WHAT YOU HAVE TO DO:
Each line that contains the word "result" counts once; give the total for the records below and nothing else.

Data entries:

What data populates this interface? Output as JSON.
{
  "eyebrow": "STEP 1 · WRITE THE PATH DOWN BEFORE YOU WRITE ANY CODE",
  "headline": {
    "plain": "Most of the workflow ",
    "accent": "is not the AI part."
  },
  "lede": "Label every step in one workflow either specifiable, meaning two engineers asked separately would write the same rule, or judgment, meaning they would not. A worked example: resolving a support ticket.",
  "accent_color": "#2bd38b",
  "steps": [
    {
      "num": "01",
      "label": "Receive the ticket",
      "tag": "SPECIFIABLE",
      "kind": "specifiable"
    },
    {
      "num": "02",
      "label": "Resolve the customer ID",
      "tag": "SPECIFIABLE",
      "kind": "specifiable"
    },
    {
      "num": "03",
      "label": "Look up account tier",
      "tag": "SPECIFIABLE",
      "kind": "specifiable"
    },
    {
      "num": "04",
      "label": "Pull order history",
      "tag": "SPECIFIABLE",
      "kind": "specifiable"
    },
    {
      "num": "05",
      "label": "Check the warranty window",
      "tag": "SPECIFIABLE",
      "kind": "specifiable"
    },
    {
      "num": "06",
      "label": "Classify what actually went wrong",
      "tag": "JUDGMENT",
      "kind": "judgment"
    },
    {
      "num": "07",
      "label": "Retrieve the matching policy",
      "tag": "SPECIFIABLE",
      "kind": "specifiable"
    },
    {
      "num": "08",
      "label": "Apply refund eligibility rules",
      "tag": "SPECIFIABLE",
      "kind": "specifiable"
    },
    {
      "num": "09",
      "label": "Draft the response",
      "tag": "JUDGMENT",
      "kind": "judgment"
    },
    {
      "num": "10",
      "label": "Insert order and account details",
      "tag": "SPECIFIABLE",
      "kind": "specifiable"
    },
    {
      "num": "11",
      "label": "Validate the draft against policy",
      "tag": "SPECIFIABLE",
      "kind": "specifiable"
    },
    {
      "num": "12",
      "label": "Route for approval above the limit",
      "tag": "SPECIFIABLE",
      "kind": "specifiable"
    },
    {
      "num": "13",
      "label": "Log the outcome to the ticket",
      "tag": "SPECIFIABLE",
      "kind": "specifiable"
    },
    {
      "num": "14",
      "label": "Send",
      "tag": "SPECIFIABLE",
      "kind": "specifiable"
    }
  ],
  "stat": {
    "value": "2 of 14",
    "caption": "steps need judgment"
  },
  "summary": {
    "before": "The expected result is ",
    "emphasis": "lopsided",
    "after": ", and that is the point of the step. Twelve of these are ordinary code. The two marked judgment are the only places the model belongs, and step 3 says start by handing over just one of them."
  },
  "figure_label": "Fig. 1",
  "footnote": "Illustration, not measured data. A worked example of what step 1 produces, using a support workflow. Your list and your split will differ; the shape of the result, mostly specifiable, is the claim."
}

WORKED ANSWER:
2